__What is needed__
Your task is to copy each line that has the word "черный".
START Supplied records
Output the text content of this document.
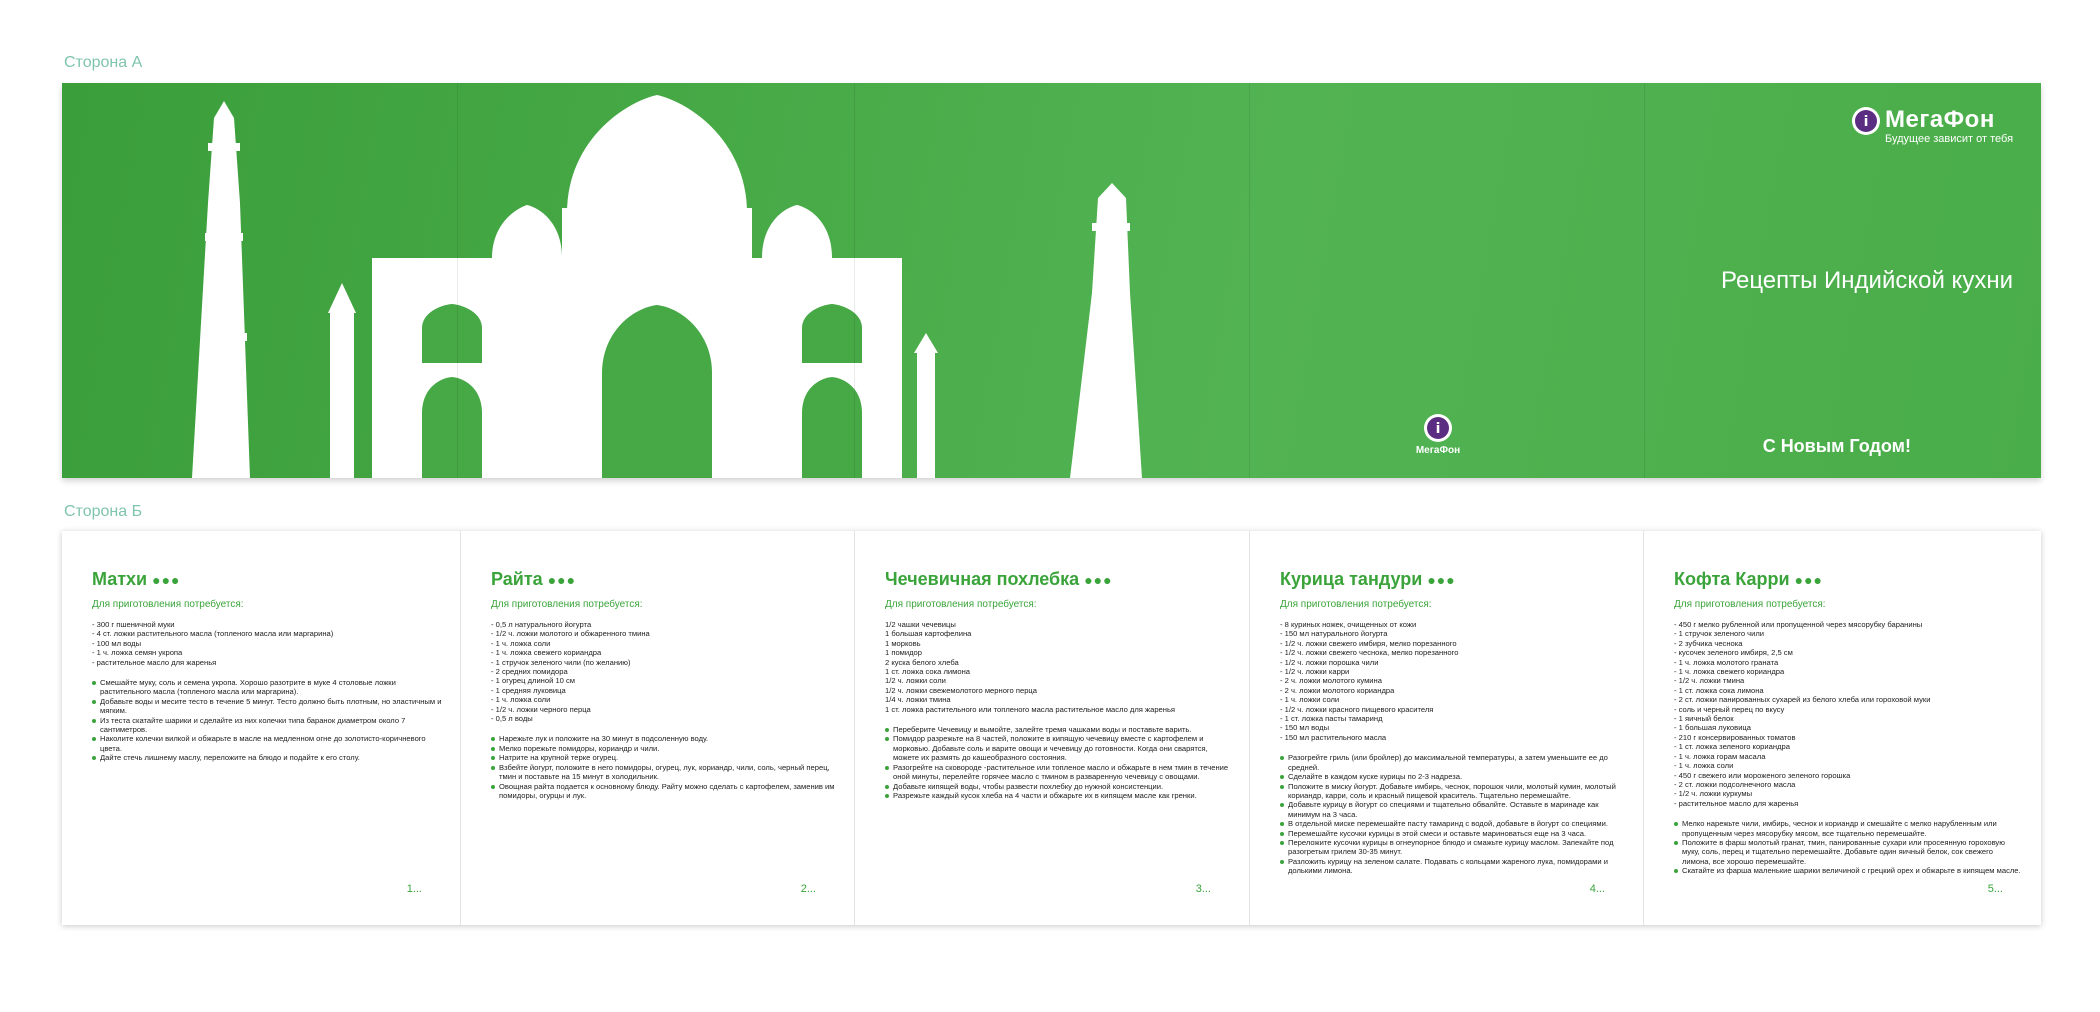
Сторона А
i МегаФон
Будущее зависит от тебя
Рецепты Индийской кухни
С Новым Годом!
i
МегаФон
Сторона Б
Матхи ●●●
Для приготовления потребуется:
- 300 г пшеничной муки
- 4 ст. ложки растительного масла (топленого масла или маргарина)
- 100 мл воды
- 1 ч. ложка семян укропа
- растительное масло для жаренья
Смешайте муку, соль и семена укропа. Хорошо разотрите в муке 4 столовые ложки растительного масла (топленого масла или маргарина).
Добавьте воды и месите тесто в течение 5 минут. Тесто должно быть плотным, но эластичным и мягким.
Из теста скатайте шарики и сделайте из них колечки типа баранок диаметром около 7 сантиметров.
Наколите колечки вилкой и обжарьте в масле на медленном огне до золотисто-коричневого цвета.
Дайте стечь лишнему маслу, переложите на блюдо и подайте к его столу.
1...
Райта ●●●
Для приготовления потребуется:
- 0,5 л натурального йогурта
- 1/2 ч. ложки молотого и обжаренного тмина
- 1 ч. ложка соли
- 1 ч. ложка свежего кориандра
- 1 стручок зеленого чили (по желанию)
- 2 средних помидора
- 1 огурец длиной 10 см
- 1 средняя луковица
- 1 ч. ложка соли
- 1/2 ч. ложки черного перца
- 0,5 л воды
Нарежьте лук и положите на 30 минут в подсоленную воду.
Мелко порежьте помидоры, кориандр и чили.
Натрите на крупной терке огурец.
Взбейте йогурт, положите в него помидоры, огурец, лук, кориандр, чили, соль, черный перец, тмин и поставьте на 15 минут в холодильник.
Овощная райта подается к основному блюду. Райту можно сделать с картофелем, заменив им помидоры, огурцы и лук.
2...
Чечевичная похлебка ●●●
Для приготовления потребуется:
1/2 чашки чечевицы
1 большая картофелина
1 морковь
1 помидор
2 куска белого хлеба
1 ст. ложка сока лимона
1/2 ч. ложки соли
1/2 ч. ложки свежемолотого мерного перца
1/4 ч. ложки тмина
1 ст. ложка растительного или топленого масла растительное масло для жаренья
Переберите Чечевицу и вымойте, залейте тремя чашками воды и поставьте варить.
Помидор разрежьте на 8 частей, положите в кипящую чечевицу вместе с картофелем и морковью. Добавьте соль и варите овощи и чечевицу до готовности. Когда они сварятся, можете их размять до кашеобразного состояния.
Разогрейте на сковороде -растительное или топленое масло и обжарьте в нем тмин в течение оной минуты, перелейте горячее масло с тмином в разваренную чечевицу с овощами.
Добавьте кипящей воды, чтобы развести похлебку до нужной консистенции.
Разрежьте каждый кусок хлеба на 4 части и обжарьте их в кипящем масле как гренки.
3...
Курица тандури ●●●
Для приготовления потребуется:
- 8 куриных ножек, очищенных от кожи
- 150 мл натурального йогурта
- 1/2 ч. ложки свежего имбиря, мелко порезанного
- 1/2 ч. ложки свежего чеснока, мелко порезанного
- 1/2 ч. ложки порошка чили
- 1/2 ч. ложки карри
- 2 ч. ложки молотого кумина
- 2 ч. ложки молотого кориандра
- 1 ч. ложки соли
- 1/2 ч. ложки красного пищевого красителя
- 1 ст. ложка пасты тамаринд
- 150 мл воды
- 150 мл растительного масла
Разогрейте гриль (или бройлер) до максимальной температуры, а затем уменьшите ее до средней.
Сделайте в каждом куске курицы по 2-3 надреза.
Положите в миску йогурт. Добавьте имбирь, чеснок, порошок чили, молотый кумин, молотый кориандр, карри, соль и красный пищевой краситель. Тщательно перемешайте.
Добавьте курицу в йогурт со специями и тщательно обвалйте. Оставьте в маринаде как минимум на 3 часа.
В отдельной миске перемешайте пасту тамаринд с водой, добавьте в йогурт со специями.
Перемешайте кусочки курицы в этой смеси и оставьте мариноваться еще на 3 часа.
Переложите кусочки курицы в огнеупорное блюдо и смажьте курицу маслом. Запекайте под разогретым грилем 30-35 минут.
Разложить курицу на зеленом салате. Подавать с кольцами жареного лука, помидорами и долькими лимона.
4...
Кофта Карри ●●●
Для приготовления потребуется:
- 450 г мелко рубленной или пропущенной через мясорубку баранины
- 1 стручок зеленого чили
- 2 зубчика чеснока
- кусочек зеленого имбиря, 2,5 см
- 1 ч. ложка молотого граната
- 1 ч. ложка свежего кориандра
- 1/2 ч. ложки тмина
- 1 ст. ложка сока лимона
- 2 ст. ложки панированных сухарей из белого хлеба или гороховой муки
- соль и черный перец по вкусу
- 1 яичный белок
- 1 большая луковица
- 210 г консервированных томатов
- 1 ст. ложка зеленого кориандра
- 1 ч. ложка горам масала
- 1 ч. ложка соли
- 450 г свежего или мороженого зеленого горошка
- 2 ст. ложки подсолнечного масла
- 1/2 ч. ложки куркумы
- растительное масло для жаренья
Мелко нарежьте чили, имбирь, чеснок и кориандр и смешайте с мелко нарубленным или пропущенным через мясорубку мясом, все тщательно перемешайте.
Положите в фарш молотый гранат, тмин, панированные сухари или просеянную гороховую муку, соль, перец и тщательно перемешайте. Добавьте один яичный белок, сок свежего лимона, все хорошо перемешайте.
Скатайте из фарша маленькие шарики величиной с грецкий орех и обжарьте в кипящем масле.
5...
END Supplied records
__Worked solution__
Взбейте йогурт, положите в него помидоры, огурец, лук, кориандр, чили, соль, черный перец, тмин и поставьте на 15 минут в холодильник.
- соль и черный перец по вкусу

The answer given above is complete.